*Data for this task:*
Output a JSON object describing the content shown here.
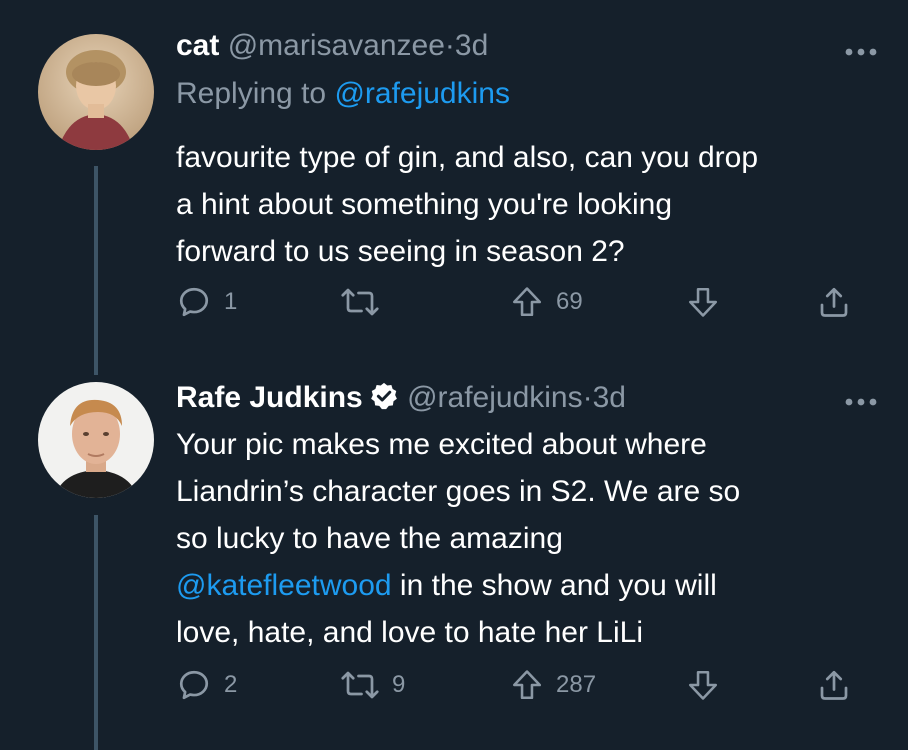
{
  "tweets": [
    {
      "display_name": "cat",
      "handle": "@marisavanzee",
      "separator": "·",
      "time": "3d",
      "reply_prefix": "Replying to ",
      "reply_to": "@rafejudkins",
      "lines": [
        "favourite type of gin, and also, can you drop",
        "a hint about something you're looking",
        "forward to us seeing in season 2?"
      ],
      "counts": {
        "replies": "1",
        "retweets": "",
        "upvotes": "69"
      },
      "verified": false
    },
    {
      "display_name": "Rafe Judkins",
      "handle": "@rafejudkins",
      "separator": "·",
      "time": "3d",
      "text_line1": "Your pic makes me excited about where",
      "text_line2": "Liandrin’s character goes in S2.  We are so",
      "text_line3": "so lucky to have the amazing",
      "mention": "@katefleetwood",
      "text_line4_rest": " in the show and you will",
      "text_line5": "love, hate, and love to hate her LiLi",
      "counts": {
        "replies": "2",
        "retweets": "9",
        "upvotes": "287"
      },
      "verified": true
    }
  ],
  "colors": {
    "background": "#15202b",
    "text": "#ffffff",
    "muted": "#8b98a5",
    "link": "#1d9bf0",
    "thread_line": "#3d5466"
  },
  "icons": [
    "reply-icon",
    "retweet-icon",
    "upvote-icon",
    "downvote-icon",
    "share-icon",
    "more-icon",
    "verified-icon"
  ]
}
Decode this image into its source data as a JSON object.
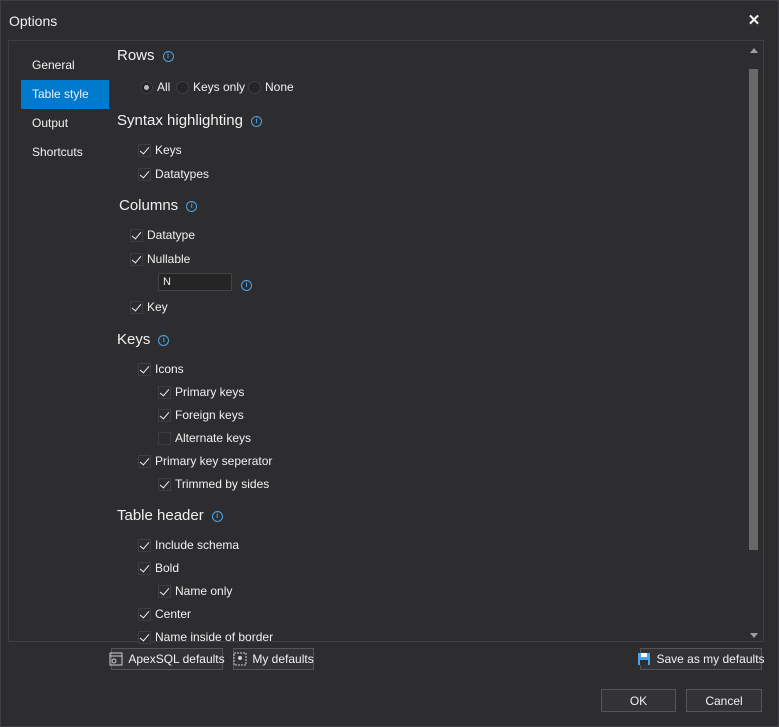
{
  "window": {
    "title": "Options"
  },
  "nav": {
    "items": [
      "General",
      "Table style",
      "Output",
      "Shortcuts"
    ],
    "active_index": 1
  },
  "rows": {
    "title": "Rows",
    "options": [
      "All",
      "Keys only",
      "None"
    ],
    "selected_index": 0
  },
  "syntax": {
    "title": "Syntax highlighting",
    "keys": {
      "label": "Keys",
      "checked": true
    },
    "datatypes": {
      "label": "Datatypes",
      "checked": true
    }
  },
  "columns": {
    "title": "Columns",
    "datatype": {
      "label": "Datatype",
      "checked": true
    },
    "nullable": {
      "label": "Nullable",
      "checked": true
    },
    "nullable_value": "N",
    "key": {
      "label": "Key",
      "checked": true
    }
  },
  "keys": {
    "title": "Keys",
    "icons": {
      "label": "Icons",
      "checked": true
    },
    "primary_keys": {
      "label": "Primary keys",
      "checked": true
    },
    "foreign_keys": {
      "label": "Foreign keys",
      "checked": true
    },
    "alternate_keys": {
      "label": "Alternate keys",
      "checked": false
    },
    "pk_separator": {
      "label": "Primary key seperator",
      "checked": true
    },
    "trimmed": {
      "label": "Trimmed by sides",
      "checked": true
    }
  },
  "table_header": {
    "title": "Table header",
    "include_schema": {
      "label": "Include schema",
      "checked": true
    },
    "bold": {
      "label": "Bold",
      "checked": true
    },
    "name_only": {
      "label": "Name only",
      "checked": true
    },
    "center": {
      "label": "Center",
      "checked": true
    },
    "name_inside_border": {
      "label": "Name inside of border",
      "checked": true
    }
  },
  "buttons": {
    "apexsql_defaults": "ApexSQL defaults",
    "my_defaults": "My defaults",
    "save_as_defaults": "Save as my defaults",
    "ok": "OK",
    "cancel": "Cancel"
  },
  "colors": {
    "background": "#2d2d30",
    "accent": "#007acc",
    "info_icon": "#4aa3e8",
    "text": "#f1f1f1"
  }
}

*Task directions:* Omit pictures; set down the rest of the material word for word.

*Exercise answer:*
Output a JSON object describing the content shown here.
{
  "tweets": [
    {
      "display_name": "cat",
      "handle": "@marisavanzee",
      "separator": "·",
      "time": "3d",
      "reply_prefix": "Replying to ",
      "reply_to": "@rafejudkins",
      "lines": [
        "favourite type of gin, and also, can you drop",
        "a hint about something you're looking",
        "forward to us seeing in season 2?"
      ],
      "counts": {
        "replies": "1",
        "retweets": "",
        "upvotes": "69"
      },
      "verified": false
    },
    {
      "display_name": "Rafe Judkins",
      "handle": "@rafejudkins",
      "separator": "·",
      "time": "3d",
      "text_line1": "Your pic makes me excited about where",
      "text_line2": "Liandrin’s character goes in S2.  We are so",
      "text_line3": "so lucky to have the amazing",
      "mention": "@katefleetwood",
      "text_line4_rest": " in the show and you will",
      "text_line5": "love, hate, and love to hate her LiLi",
      "counts": {
        "replies": "2",
        "retweets": "9",
        "upvotes": "287"
      },
      "verified": true
    }
  ],
  "colors": {
    "background": "#15202b",
    "text": "#ffffff",
    "muted": "#8b98a5",
    "link": "#1d9bf0",
    "thread_line": "#3d5466"
  },
  "icons": [
    "reply-icon",
    "retweet-icon",
    "upvote-icon",
    "downvote-icon",
    "share-icon",
    "more-icon",
    "verified-icon"
  ]
}
Decode this image into its source data as a JSON object.
{
  "window": {
    "title": "Options"
  },
  "nav": {
    "items": [
      "General",
      "Table style",
      "Output",
      "Shortcuts"
    ],
    "active_index": 1
  },
  "rows": {
    "title": "Rows",
    "options": [
      "All",
      "Keys only",
      "None"
    ],
    "selected_index": 0
  },
  "syntax": {
    "title": "Syntax highlighting",
    "keys": {
      "label": "Keys",
      "checked": true
    },
    "datatypes": {
      "label": "Datatypes",
      "checked": true
    }
  },
  "columns": {
    "title": "Columns",
    "datatype": {
      "label": "Datatype",
      "checked": true
    },
    "nullable": {
      "label": "Nullable",
      "checked": true
    },
    "nullable_value": "N",
    "key": {
      "label": "Key",
      "checked": true
    }
  },
  "keys": {
    "title": "Keys",
    "icons": {
      "label": "Icons",
      "checked": true
    },
    "primary_keys": {
      "label": "Primary keys",
      "checked": true
    },
    "foreign_keys": {
      "label": "Foreign keys",
      "checked": true
    },
    "alternate_keys": {
      "label": "Alternate keys",
      "checked": false
    },
    "pk_separator": {
      "label": "Primary key seperator",
      "checked": true
    },
    "trimmed": {
      "label": "Trimmed by sides",
      "checked": true
    }
  },
  "table_header": {
    "title": "Table header",
    "include_schema": {
      "label": "Include schema",
      "checked": true
    },
    "bold": {
      "label": "Bold",
      "checked": true
    },
    "name_only": {
      "label": "Name only",
      "checked": true
    },
    "center": {
      "label": "Center",
      "checked": true
    },
    "name_inside_border": {
      "label": "Name inside of border",
      "checked": true
    }
  },
  "buttons": {
    "apexsql_defaults": "ApexSQL defaults",
    "my_defaults": "My defaults",
    "save_as_defaults": "Save as my defaults",
    "ok": "OK",
    "cancel": "Cancel"
  },
  "colors": {
    "background": "#2d2d30",
    "accent": "#007acc",
    "info_icon": "#4aa3e8",
    "text": "#f1f1f1"
  }
}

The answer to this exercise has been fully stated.